Work to be completed:
Please copy the data below with each "worn-patch" swapped for "worn-area" and nothing else changed.

***

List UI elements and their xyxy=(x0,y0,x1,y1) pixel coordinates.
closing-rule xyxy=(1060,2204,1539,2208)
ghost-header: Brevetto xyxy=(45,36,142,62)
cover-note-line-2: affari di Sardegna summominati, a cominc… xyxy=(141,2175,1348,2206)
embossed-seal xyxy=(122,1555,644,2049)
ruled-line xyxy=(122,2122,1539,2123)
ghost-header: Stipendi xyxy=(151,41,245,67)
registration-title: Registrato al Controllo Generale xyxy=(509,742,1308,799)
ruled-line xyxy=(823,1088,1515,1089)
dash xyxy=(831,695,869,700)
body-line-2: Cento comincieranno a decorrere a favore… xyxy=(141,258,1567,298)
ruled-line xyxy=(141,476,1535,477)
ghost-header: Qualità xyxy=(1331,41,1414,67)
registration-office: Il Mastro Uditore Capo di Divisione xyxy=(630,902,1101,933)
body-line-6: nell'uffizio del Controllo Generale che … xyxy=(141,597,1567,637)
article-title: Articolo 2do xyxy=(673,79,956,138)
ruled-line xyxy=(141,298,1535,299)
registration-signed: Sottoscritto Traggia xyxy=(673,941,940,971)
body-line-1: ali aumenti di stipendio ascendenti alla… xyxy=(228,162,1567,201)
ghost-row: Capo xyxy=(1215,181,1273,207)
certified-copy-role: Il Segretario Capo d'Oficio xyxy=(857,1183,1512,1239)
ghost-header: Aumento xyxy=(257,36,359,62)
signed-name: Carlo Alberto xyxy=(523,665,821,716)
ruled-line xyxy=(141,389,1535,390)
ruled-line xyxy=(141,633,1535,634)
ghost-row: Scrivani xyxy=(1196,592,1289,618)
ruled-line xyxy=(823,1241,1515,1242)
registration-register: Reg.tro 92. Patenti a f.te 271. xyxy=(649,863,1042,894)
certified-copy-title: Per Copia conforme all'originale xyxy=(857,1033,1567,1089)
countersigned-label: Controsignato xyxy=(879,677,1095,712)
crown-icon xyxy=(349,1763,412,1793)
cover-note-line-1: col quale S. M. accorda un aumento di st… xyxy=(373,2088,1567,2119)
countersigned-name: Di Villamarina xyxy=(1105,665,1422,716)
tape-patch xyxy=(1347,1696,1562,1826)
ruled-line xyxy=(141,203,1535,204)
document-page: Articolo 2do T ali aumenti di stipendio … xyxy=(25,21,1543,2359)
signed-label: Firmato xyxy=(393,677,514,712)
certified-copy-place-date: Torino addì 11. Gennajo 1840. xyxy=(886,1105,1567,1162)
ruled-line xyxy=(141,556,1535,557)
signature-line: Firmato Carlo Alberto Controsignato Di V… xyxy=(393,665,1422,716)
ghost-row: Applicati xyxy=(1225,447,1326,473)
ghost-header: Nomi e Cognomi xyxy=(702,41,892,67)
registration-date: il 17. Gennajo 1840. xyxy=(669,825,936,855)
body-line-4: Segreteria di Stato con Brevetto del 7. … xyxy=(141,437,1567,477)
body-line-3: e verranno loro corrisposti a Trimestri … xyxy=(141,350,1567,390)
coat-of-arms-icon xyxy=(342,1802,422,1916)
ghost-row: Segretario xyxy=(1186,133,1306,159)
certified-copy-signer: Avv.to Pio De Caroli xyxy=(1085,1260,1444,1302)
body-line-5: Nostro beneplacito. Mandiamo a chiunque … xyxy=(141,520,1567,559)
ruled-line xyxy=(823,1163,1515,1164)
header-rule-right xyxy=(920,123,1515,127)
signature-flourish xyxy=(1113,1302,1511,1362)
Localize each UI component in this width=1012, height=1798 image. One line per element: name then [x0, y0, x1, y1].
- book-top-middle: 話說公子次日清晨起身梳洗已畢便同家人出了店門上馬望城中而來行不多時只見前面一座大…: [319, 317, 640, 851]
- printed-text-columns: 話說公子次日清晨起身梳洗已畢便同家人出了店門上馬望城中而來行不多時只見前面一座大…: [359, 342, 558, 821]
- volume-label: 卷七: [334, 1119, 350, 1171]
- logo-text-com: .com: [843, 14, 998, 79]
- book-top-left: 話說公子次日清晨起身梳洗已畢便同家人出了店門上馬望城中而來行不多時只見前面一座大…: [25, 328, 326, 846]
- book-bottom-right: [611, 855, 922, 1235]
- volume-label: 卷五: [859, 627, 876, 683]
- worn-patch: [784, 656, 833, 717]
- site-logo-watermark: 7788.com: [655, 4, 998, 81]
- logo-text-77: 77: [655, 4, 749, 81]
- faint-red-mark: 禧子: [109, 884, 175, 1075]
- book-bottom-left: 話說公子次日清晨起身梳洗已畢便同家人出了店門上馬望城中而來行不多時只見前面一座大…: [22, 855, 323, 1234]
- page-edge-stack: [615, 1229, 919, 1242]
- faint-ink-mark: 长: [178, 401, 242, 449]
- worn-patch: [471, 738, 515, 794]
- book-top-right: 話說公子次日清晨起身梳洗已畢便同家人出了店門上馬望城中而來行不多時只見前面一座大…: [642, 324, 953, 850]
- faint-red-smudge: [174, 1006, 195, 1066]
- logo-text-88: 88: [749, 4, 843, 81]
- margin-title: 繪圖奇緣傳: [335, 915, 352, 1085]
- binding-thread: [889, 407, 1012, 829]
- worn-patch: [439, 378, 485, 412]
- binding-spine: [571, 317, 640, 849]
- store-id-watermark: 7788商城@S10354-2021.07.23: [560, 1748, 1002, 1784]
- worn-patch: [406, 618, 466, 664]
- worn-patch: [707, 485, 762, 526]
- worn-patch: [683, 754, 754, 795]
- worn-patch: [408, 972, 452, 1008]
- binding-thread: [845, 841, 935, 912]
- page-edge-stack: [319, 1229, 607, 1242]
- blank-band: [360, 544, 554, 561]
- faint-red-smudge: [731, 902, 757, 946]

***

Response for this exercise:
List UI elements and their xyxy=(x0,y0,x1,y1) pixel coordinates.
closing-rule xyxy=(1060,2204,1539,2208)
ghost-header: Brevetto xyxy=(45,36,142,62)
cover-note-line-2: affari di Sardegna summominati, a cominc… xyxy=(141,2175,1348,2206)
embossed-seal xyxy=(122,1555,644,2049)
ruled-line xyxy=(122,2122,1539,2123)
ghost-header: Stipendi xyxy=(151,41,245,67)
registration-title: Registrato al Controllo Generale xyxy=(509,742,1308,799)
ruled-line xyxy=(823,1088,1515,1089)
dash xyxy=(831,695,869,700)
body-line-2: Cento comincieranno a decorrere a favore… xyxy=(141,258,1567,298)
ruled-line xyxy=(141,476,1535,477)
ghost-header: Qualità xyxy=(1331,41,1414,67)
registration-office: Il Mastro Uditore Capo di Divisione xyxy=(630,902,1101,933)
body-line-6: nell'uffizio del Controllo Generale che … xyxy=(141,597,1567,637)
article-title: Articolo 2do xyxy=(673,79,956,138)
ruled-line xyxy=(141,298,1535,299)
registration-signed: Sottoscritto Traggia xyxy=(673,941,940,971)
body-line-1: ali aumenti di stipendio ascendenti alla… xyxy=(228,162,1567,201)
ghost-row: Capo xyxy=(1215,181,1273,207)
certified-copy-role: Il Segretario Capo d'Oficio xyxy=(857,1183,1512,1239)
ghost-header: Aumento xyxy=(257,36,359,62)
signed-name: Carlo Alberto xyxy=(523,665,821,716)
ruled-line xyxy=(141,389,1535,390)
ruled-line xyxy=(141,633,1535,634)
ghost-row: Scrivani xyxy=(1196,592,1289,618)
ruled-line xyxy=(823,1241,1515,1242)
registration-register: Reg.tro 92. Patenti a f.te 271. xyxy=(649,863,1042,894)
certified-copy-title: Per Copia conforme all'originale xyxy=(857,1033,1567,1089)
countersigned-label: Controsignato xyxy=(879,677,1095,712)
crown-icon xyxy=(349,1763,412,1793)
cover-note-line-1: col quale S. M. accorda un aumento di st… xyxy=(373,2088,1567,2119)
countersigned-name: Di Villamarina xyxy=(1105,665,1422,716)
tape-patch xyxy=(1347,1696,1562,1826)
ruled-line xyxy=(141,203,1535,204)
document-page: Articolo 2do T ali aumenti di stipendio … xyxy=(25,21,1543,2359)
signed-label: Firmato xyxy=(393,677,514,712)
certified-copy-place-date: Torino addì 11. Gennajo 1840. xyxy=(886,1105,1567,1162)
ruled-line xyxy=(141,556,1535,557)
signature-line: Firmato Carlo Alberto Controsignato Di V… xyxy=(393,665,1422,716)
ghost-row: Applicati xyxy=(1225,447,1326,473)
ghost-header: Nomi e Cognomi xyxy=(702,41,892,67)
registration-date: il 17. Gennajo 1840. xyxy=(669,825,936,855)
body-line-4: Segreteria di Stato con Brevetto del 7. … xyxy=(141,437,1567,477)
body-line-3: e verranno loro corrisposti a Trimestri … xyxy=(141,350,1567,390)
coat-of-arms-icon xyxy=(342,1802,422,1916)
ghost-row: Segretario xyxy=(1186,133,1306,159)
certified-copy-signer: Avv.to Pio De Caroli xyxy=(1085,1260,1444,1302)
body-line-5: Nostro beneplacito. Mandiamo a chiunque … xyxy=(141,520,1567,559)
ruled-line xyxy=(823,1163,1515,1164)
header-rule-right xyxy=(920,123,1515,127)
signature-flourish xyxy=(1113,1302,1511,1362)
Localize each UI component in this width=1012, height=1798 image. One line per element: name then [x0, y0, x1, y1].
- book-top-middle: 話說公子次日清晨起身梳洗已畢便同家人出了店門上馬望城中而來行不多時只見前面一座大…: [319, 317, 640, 851]
- printed-text-columns: 話說公子次日清晨起身梳洗已畢便同家人出了店門上馬望城中而來行不多時只見前面一座大…: [359, 342, 558, 821]
- volume-label: 卷七: [334, 1119, 350, 1171]
- logo-text-com: .com: [843, 14, 998, 79]
- book-top-left: 話說公子次日清晨起身梳洗已畢便同家人出了店門上馬望城中而來行不多時只見前面一座大…: [25, 328, 326, 846]
- book-bottom-right: [611, 855, 922, 1235]
- volume-label: 卷五: [859, 627, 876, 683]
- worn-area: [784, 656, 833, 717]
- site-logo-watermark: 7788.com: [655, 4, 998, 81]
- logo-text-77: 77: [655, 4, 749, 81]
- faint-red-mark: 禧子: [109, 884, 175, 1075]
- book-bottom-left: 話說公子次日清晨起身梳洗已畢便同家人出了店門上馬望城中而來行不多時只見前面一座大…: [22, 855, 323, 1234]
- page-edge-stack: [615, 1229, 919, 1242]
- faint-ink-mark: 长: [178, 401, 242, 449]
- worn-area: [471, 738, 515, 794]
- book-top-right: 話說公子次日清晨起身梳洗已畢便同家人出了店門上馬望城中而來行不多時只見前面一座大…: [642, 324, 953, 850]
- faint-red-smudge: [174, 1006, 195, 1066]
- logo-text-88: 88: [749, 4, 843, 81]
- margin-title: 繪圖奇緣傳: [335, 915, 352, 1085]
- binding-thread: [889, 407, 1012, 829]
- worn-area: [439, 378, 485, 412]
- binding-spine: [571, 317, 640, 849]
- store-id-watermark: 7788商城@S10354-2021.07.23: [560, 1748, 1002, 1784]
- worn-area: [406, 618, 466, 664]
- worn-area: [707, 485, 762, 526]
- worn-area: [683, 754, 754, 795]
- worn-area: [408, 972, 452, 1008]
- binding-thread: [845, 841, 935, 912]
- page-edge-stack: [319, 1229, 607, 1242]
- blank-band: [360, 544, 554, 561]
- faint-red-smudge: [731, 902, 757, 946]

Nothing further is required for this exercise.